What is asked
What is the number of lines in the data that hold the string "title"? Reply with that number only.

::: Rows :::

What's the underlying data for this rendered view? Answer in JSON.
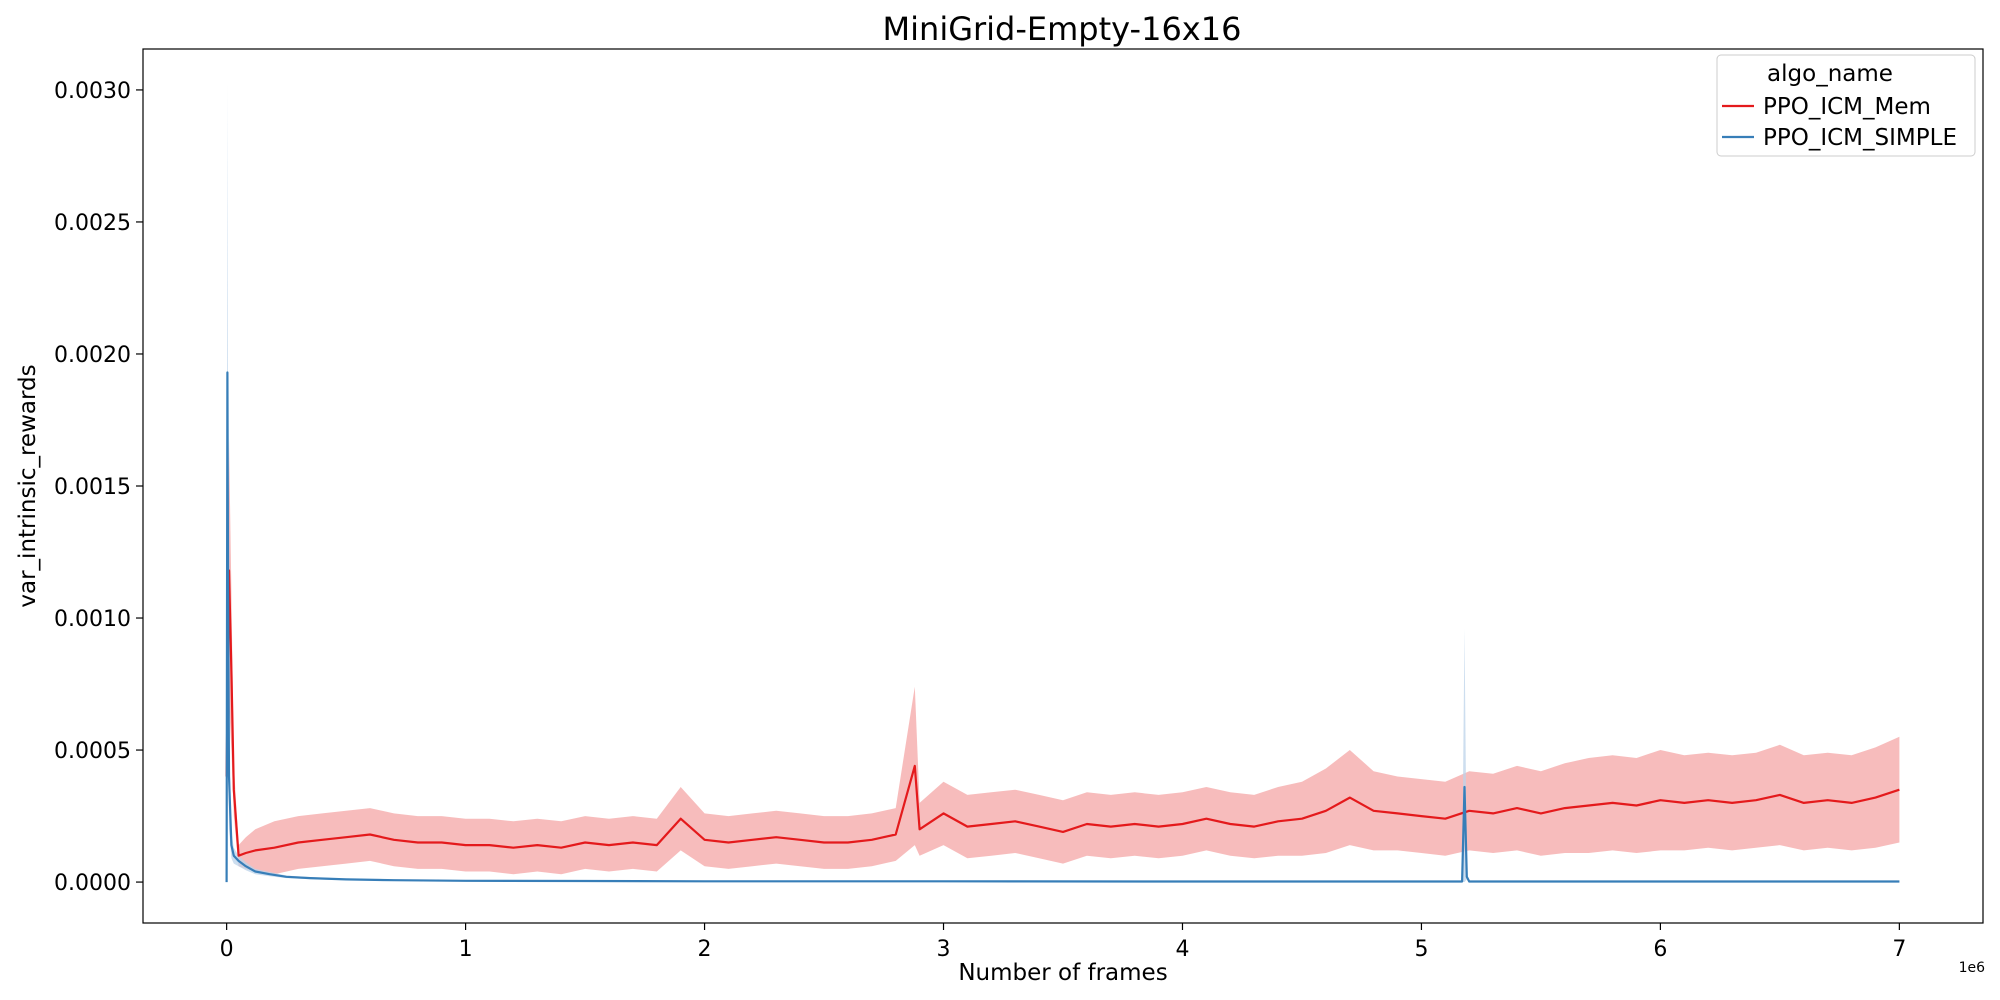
{
  "chart_data": {
    "type": "line",
    "title": "MiniGrid-Empty-16x16",
    "xlabel": "Number of frames",
    "ylabel": "var_intrinsic_rewards",
    "x_offset_label": "1e6",
    "xlim": [
      -0.35,
      7.35
    ],
    "ylim": [
      -0.000155,
      0.003155
    ],
    "x_ticks": [
      0,
      1,
      2,
      3,
      4,
      5,
      6,
      7
    ],
    "x_tick_labels": [
      "0",
      "1",
      "2",
      "3",
      "4",
      "5",
      "6",
      "7"
    ],
    "y_ticks": [
      0,
      0.0005,
      0.001,
      0.0015,
      0.002,
      0.0025,
      0.003
    ],
    "y_tick_labels": [
      "0.0000",
      "0.0005",
      "0.0010",
      "0.0015",
      "0.0020",
      "0.0025",
      "0.0030"
    ],
    "grid": false,
    "legend": {
      "title": "algo_name",
      "placement": "top-right",
      "entries": [
        "PPO_ICM_Mem",
        "PPO_ICM_SIMPLE"
      ]
    },
    "series": [
      {
        "name": "PPO_ICM_Mem",
        "color": "#e41a1c",
        "band_color": "#f4a5a6",
        "x": [
          0.0,
          0.01,
          0.02,
          0.03,
          0.05,
          0.08,
          0.12,
          0.2,
          0.3,
          0.4,
          0.5,
          0.6,
          0.7,
          0.8,
          0.9,
          1.0,
          1.1,
          1.2,
          1.3,
          1.4,
          1.5,
          1.6,
          1.7,
          1.8,
          1.9,
          2.0,
          2.1,
          2.2,
          2.3,
          2.4,
          2.5,
          2.6,
          2.7,
          2.8,
          2.88,
          2.9,
          3.0,
          3.1,
          3.2,
          3.3,
          3.4,
          3.5,
          3.6,
          3.7,
          3.8,
          3.9,
          4.0,
          4.1,
          4.2,
          4.3,
          4.4,
          4.5,
          4.6,
          4.7,
          4.8,
          4.9,
          5.0,
          5.1,
          5.2,
          5.3,
          5.4,
          5.5,
          5.6,
          5.7,
          5.8,
          5.9,
          6.0,
          6.1,
          6.2,
          6.3,
          6.4,
          6.5,
          6.6,
          6.7,
          6.8,
          6.9,
          7.0
        ],
        "y": [
          0.0004,
          0.00118,
          0.0008,
          0.00035,
          0.0001,
          0.00011,
          0.00012,
          0.00013,
          0.00015,
          0.00016,
          0.00017,
          0.00018,
          0.00016,
          0.00015,
          0.00015,
          0.00014,
          0.00014,
          0.00013,
          0.00014,
          0.00013,
          0.00015,
          0.00014,
          0.00015,
          0.00014,
          0.00024,
          0.00016,
          0.00015,
          0.00016,
          0.00017,
          0.00016,
          0.00015,
          0.00015,
          0.00016,
          0.00018,
          0.00044,
          0.0002,
          0.00026,
          0.00021,
          0.00022,
          0.00023,
          0.00021,
          0.00019,
          0.00022,
          0.00021,
          0.00022,
          0.00021,
          0.00022,
          0.00024,
          0.00022,
          0.00021,
          0.00023,
          0.00024,
          0.00027,
          0.00032,
          0.00027,
          0.00026,
          0.00025,
          0.00024,
          0.00027,
          0.00026,
          0.00028,
          0.00026,
          0.00028,
          0.00029,
          0.0003,
          0.00029,
          0.00031,
          0.0003,
          0.00031,
          0.0003,
          0.00031,
          0.00033,
          0.0003,
          0.00031,
          0.0003,
          0.00032,
          0.00035
        ],
        "band_width": [
          0.0001,
          0.0005,
          0.0003,
          0.0001,
          4e-05,
          6e-05,
          8e-05,
          0.0001,
          0.0001,
          0.0001,
          0.0001,
          0.0001,
          0.0001,
          0.0001,
          0.0001,
          0.0001,
          0.0001,
          0.0001,
          0.0001,
          0.0001,
          0.0001,
          0.0001,
          0.0001,
          0.0001,
          0.00012,
          0.0001,
          0.0001,
          0.0001,
          0.0001,
          0.0001,
          0.0001,
          0.0001,
          0.0001,
          0.0001,
          0.0003,
          0.0001,
          0.00012,
          0.00012,
          0.00012,
          0.00012,
          0.00012,
          0.00012,
          0.00012,
          0.00012,
          0.00012,
          0.00012,
          0.00012,
          0.00012,
          0.00012,
          0.00012,
          0.00013,
          0.00014,
          0.00016,
          0.00018,
          0.00015,
          0.00014,
          0.00014,
          0.00014,
          0.00015,
          0.00015,
          0.00016,
          0.00016,
          0.00017,
          0.00018,
          0.00018,
          0.00018,
          0.00019,
          0.00018,
          0.00018,
          0.00018,
          0.00018,
          0.00019,
          0.00018,
          0.00018,
          0.00018,
          0.00019,
          0.0002
        ]
      },
      {
        "name": "PPO_ICM_SIMPLE",
        "color": "#377eb8",
        "band_color": "#bcd3ea",
        "x": [
          0.0,
          0.003,
          0.006,
          0.01,
          0.02,
          0.03,
          0.05,
          0.08,
          0.12,
          0.18,
          0.25,
          0.35,
          0.5,
          0.7,
          1.0,
          1.5,
          2.0,
          3.0,
          4.0,
          5.0,
          5.17,
          5.18,
          5.19,
          5.2,
          5.22,
          6.0,
          7.0
        ],
        "y": [
          0.0,
          0.00193,
          0.0011,
          0.0004,
          0.00014,
          0.0001,
          8e-05,
          6e-05,
          4e-05,
          3e-05,
          2e-05,
          1.5e-05,
          1e-05,
          7e-06,
          5e-06,
          4e-06,
          3e-06,
          3e-06,
          2e-06,
          2e-06,
          2e-06,
          0.00036,
          2e-05,
          2e-06,
          2e-06,
          2e-06,
          2e-06
        ],
        "band_width": [
          0.0,
          0.0011,
          0.0006,
          0.0002,
          5e-05,
          3e-05,
          2e-05,
          1.5e-05,
          1e-05,
          8e-06,
          5e-06,
          4e-06,
          3e-06,
          2e-06,
          2e-06,
          1e-06,
          1e-06,
          1e-06,
          1e-06,
          1e-06,
          1e-06,
          0.0006,
          1e-05,
          1e-06,
          1e-06,
          1e-06,
          1e-06
        ]
      }
    ]
  }
}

:::

Solution for this problem
2